Daisy-chained JTAG (IEEE 1149.1)
The connector pins are:
- TDI (Test Data In)
- TDO (Test Data Out)
- TCK (Test Clock)
- TMS (Test Mode Select)
- TRST (Test Reset) optional.
The TRST pin is an optional active-low reset to the test logic, usually asynchronous, but sometimes synchronous, depending on the chip. If the pin is not available, the test logic can be reset by switching to the reset state synchronously, using TCK and TMS. Note that resetting test logic doesn’t necessarily imply resetting anything else. There are generally some processor-specific JTAG operations which can reset all or part of the chip being debugged.
Since only one data line is available, the protocol is serial. The clock input is at the TCK pin. One bit of data is transferred in from TDI, and out to TDO per TCK rising clock edge. Different instructions can be loaded. Instructions for typical ICs might read the chip ID, sample input pins, drive (or float) output pins, manipulate chip functions, or bypass (pipe TDI to TDO to logically shorten chains of multiple chips).
As with any clocked signal, data presented to TDI must be valid for some chip-specific Setup time before and Hold time after the relevant (here, rising) clock edge. TDO data is valid for some chip-specific time after the falling edge of TCK.

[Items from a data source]
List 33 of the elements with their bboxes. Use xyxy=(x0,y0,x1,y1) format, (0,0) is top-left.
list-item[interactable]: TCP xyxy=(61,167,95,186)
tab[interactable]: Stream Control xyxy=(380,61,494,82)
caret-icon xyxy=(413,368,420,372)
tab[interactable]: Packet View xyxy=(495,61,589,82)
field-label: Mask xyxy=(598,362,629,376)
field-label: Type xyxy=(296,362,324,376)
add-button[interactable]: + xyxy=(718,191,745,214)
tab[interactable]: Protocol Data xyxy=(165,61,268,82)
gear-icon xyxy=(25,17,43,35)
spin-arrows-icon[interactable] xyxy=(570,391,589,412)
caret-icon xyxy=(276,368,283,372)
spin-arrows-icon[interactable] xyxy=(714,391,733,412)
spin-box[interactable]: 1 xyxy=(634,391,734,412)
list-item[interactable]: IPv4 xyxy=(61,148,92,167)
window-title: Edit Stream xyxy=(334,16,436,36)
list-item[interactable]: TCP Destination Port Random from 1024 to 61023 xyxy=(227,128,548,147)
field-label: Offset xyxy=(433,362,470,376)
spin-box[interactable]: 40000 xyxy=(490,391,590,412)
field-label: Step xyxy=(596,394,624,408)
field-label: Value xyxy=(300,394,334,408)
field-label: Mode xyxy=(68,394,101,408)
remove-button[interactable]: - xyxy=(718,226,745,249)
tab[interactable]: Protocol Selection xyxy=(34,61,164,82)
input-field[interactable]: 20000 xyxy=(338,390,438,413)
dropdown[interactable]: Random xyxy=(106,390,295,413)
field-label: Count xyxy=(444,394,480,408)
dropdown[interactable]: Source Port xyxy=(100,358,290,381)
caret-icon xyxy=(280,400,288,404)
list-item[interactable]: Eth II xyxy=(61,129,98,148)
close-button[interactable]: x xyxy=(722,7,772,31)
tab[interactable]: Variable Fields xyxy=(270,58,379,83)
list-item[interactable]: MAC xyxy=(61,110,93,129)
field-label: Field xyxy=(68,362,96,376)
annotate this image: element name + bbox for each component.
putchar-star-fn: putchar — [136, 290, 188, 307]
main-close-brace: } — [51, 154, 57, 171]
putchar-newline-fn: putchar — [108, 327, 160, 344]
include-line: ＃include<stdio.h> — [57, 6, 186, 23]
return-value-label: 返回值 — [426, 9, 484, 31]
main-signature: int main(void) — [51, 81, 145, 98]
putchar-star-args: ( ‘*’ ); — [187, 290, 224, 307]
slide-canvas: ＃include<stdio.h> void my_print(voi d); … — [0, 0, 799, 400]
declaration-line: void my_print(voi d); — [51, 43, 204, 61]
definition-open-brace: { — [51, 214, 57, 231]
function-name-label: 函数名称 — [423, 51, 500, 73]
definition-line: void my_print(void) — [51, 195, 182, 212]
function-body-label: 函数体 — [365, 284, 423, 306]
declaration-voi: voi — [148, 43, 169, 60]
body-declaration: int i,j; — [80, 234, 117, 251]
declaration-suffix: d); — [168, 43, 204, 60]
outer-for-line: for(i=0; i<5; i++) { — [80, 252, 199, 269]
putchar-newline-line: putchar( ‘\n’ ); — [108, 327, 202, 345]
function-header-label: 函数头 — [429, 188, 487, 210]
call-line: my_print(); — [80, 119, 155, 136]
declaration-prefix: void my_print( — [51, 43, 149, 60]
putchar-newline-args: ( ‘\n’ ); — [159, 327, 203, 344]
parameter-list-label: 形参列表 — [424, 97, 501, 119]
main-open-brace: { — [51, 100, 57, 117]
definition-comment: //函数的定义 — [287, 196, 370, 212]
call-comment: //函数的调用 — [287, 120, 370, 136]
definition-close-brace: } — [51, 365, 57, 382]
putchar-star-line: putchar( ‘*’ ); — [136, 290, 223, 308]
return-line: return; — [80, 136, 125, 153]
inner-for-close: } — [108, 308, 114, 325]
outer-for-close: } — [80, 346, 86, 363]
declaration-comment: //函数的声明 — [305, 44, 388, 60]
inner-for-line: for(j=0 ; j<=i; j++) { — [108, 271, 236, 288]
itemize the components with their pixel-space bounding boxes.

* * *

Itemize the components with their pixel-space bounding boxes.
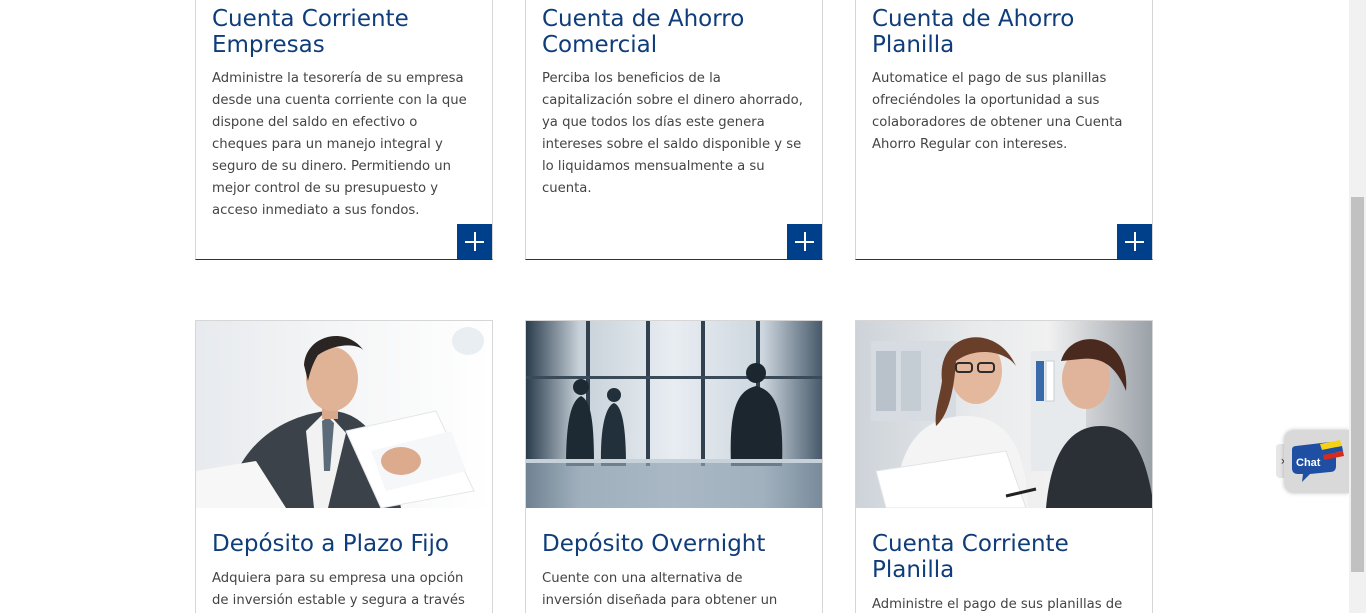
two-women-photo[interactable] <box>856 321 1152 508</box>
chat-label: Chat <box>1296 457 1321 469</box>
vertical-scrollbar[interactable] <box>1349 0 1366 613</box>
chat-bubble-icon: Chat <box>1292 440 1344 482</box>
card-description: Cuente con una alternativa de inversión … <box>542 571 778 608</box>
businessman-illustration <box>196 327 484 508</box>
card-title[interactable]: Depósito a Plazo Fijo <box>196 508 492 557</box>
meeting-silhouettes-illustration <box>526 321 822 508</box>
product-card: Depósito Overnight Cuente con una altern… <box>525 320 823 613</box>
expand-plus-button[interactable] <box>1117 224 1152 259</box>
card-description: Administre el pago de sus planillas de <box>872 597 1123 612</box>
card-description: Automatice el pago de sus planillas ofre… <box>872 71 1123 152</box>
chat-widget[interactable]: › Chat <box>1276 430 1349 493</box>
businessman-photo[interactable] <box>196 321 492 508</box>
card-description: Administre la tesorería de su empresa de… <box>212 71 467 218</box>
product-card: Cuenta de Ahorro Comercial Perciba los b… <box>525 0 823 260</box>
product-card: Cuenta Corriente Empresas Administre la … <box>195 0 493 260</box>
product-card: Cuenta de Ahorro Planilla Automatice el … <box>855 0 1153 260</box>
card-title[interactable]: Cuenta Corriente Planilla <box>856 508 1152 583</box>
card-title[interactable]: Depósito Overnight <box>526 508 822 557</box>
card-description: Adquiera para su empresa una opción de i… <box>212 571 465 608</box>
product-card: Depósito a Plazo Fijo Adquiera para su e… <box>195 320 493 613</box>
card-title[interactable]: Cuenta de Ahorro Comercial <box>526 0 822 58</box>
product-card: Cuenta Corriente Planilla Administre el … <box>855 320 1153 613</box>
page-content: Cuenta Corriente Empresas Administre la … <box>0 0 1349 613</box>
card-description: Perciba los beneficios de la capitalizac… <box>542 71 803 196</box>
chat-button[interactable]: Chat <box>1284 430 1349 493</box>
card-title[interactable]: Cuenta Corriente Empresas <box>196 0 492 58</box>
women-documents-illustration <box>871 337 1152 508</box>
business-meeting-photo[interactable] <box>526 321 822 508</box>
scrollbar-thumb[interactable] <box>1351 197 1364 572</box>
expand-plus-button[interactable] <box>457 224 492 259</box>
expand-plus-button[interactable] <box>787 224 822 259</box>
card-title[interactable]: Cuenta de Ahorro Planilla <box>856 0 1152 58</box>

WHAT YOU NEED TO DO –
1: List every connector pin named in the JTAG passage, giving each pin's abbreviation and full name.
2: Render the following sentence from the JTAG passage in German: "Since only one data line is available, the protocol is serial."
3: Extend the JTAG passage, picking up after its final sentence.

EXPECTED OUTPUTS –
1:
- TDI (Test Data In)
- TDO (Test Data Out)
- TCK (Test Clock)
- TMS (Test Mode Select)
- TRST (Test Reset)

2: Da nur eine Datenleitung verfügbar ist, ist das Protokoll seriell.

3:
The maximum operating frequency of TCK varies depending on all chips in the chain (the lowest speed must be used), but it is typically 10-100 MHz (100-10 ns per bit). Also TCK frequencies depend on board layout and JTAG adapter capabilities and state. One chip might have a 40 MHz JTAG clock, but only if it is using a 200 MHz clock for non-JTAG operations; and it might need to use a much slower clock when it is in a low power mode. Accordingly, some JTAG adapters have adaptive clocking using an RTCK (Return TCK) signal. Faster TCK frequencies are most useful when JTAG is used to transfer lots of data, such as when storing a program executable into flash memory.
Clocking changes on TMS steps through a standardized JTAG state machine. The JTAG state machine can reset, access an instruction register, or access data selected by the instruction register.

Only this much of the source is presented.